Records from a dataset
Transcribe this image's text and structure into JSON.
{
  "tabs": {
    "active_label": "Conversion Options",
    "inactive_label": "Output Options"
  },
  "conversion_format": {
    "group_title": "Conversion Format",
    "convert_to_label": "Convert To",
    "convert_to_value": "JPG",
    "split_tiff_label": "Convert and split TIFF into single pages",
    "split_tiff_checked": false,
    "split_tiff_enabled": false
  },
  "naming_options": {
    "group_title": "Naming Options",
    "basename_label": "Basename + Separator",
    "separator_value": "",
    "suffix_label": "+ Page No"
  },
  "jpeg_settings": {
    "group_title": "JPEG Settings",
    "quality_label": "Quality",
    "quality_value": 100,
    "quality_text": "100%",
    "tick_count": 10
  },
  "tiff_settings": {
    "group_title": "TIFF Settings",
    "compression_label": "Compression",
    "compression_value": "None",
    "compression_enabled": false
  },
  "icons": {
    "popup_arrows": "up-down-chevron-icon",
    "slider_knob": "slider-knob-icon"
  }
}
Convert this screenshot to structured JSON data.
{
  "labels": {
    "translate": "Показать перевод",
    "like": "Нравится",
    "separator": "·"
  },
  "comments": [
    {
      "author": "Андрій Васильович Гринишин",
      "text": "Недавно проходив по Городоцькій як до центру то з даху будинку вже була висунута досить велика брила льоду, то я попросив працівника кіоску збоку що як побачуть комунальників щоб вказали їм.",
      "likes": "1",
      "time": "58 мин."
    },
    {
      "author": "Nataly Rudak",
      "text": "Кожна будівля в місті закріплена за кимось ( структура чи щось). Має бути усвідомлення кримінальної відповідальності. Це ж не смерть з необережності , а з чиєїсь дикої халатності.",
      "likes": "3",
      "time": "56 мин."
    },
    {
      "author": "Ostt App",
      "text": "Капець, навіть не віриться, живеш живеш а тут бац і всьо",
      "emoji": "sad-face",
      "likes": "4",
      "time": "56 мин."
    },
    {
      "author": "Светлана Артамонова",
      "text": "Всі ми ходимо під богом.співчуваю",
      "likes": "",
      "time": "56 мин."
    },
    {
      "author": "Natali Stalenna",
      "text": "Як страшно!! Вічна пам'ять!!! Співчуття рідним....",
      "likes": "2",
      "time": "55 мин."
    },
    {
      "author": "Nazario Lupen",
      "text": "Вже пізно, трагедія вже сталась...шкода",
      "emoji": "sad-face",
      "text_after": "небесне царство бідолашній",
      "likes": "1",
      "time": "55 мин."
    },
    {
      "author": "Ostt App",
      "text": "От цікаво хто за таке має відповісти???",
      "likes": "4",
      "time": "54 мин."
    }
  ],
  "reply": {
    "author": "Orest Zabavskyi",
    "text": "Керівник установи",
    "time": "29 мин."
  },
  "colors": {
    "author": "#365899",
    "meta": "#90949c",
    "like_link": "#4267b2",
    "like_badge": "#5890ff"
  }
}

▶ Problem to work on: Your task is to print all of the records exactly.

▶ Worked answer:
Transcribe this image's text and structure into JSON.
{
  "tabs": {
    "active_label": "Conversion Options",
    "inactive_label": "Output Options"
  },
  "conversion_format": {
    "group_title": "Conversion Format",
    "convert_to_label": "Convert To",
    "convert_to_value": "JPG",
    "split_tiff_label": "Convert and split TIFF into single pages",
    "split_tiff_checked": false,
    "split_tiff_enabled": false
  },
  "naming_options": {
    "group_title": "Naming Options",
    "basename_label": "Basename + Separator",
    "separator_value": "",
    "suffix_label": "+ Page No"
  },
  "jpeg_settings": {
    "group_title": "JPEG Settings",
    "quality_label": "Quality",
    "quality_value": 100,
    "quality_text": "100%",
    "tick_count": 10
  },
  "tiff_settings": {
    "group_title": "TIFF Settings",
    "compression_label": "Compression",
    "compression_value": "None",
    "compression_enabled": false
  },
  "icons": {
    "popup_arrows": "up-down-chevron-icon",
    "slider_knob": "slider-knob-icon"
  }
}
Convert this screenshot to structured JSON data.
{
  "labels": {
    "translate": "Показать перевод",
    "like": "Нравится",
    "separator": "·"
  },
  "comments": [
    {
      "author": "Андрій Васильович Гринишин",
      "text": "Недавно проходив по Городоцькій як до центру то з даху будинку вже була висунута досить велика брила льоду, то я попросив працівника кіоску збоку що як побачуть комунальників щоб вказали їм.",
      "likes": "1",
      "time": "58 мин."
    },
    {
      "author": "Nataly Rudak",
      "text": "Кожна будівля в місті закріплена за кимось ( структура чи щось). Має бути усвідомлення кримінальної відповідальності. Це ж не смерть з необережності , а з чиєїсь дикої халатності.",
      "likes": "3",
      "time": "56 мин."
    },
    {
      "author": "Ostt App",
      "text": "Капець, навіть не віриться, живеш живеш а тут бац і всьо",
      "emoji": "sad-face",
      "likes": "4",
      "time": "56 мин."
    },
    {
      "author": "Светлана Артамонова",
      "text": "Всі ми ходимо під богом.співчуваю",
      "likes": "",
      "time": "56 мин."
    },
    {
      "author": "Natali Stalenna",
      "text": "Як страшно!! Вічна пам'ять!!! Співчуття рідним....",
      "likes": "2",
      "time": "55 мин."
    },
    {
      "author": "Nazario Lupen",
      "text": "Вже пізно, трагедія вже сталась...шкода",
      "emoji": "sad-face",
      "text_after": "небесне царство бідолашній",
      "likes": "1",
      "time": "55 мин."
    },
    {
      "author": "Ostt App",
      "text": "От цікаво хто за таке має відповісти???",
      "likes": "4",
      "time": "54 мин."
    }
  ],
  "reply": {
    "author": "Orest Zabavskyi",
    "text": "Керівник установи",
    "time": "29 мин."
  },
  "colors": {
    "author": "#365899",
    "meta": "#90949c",
    "like_link": "#4267b2",
    "like_badge": "#5890ff"
  }
}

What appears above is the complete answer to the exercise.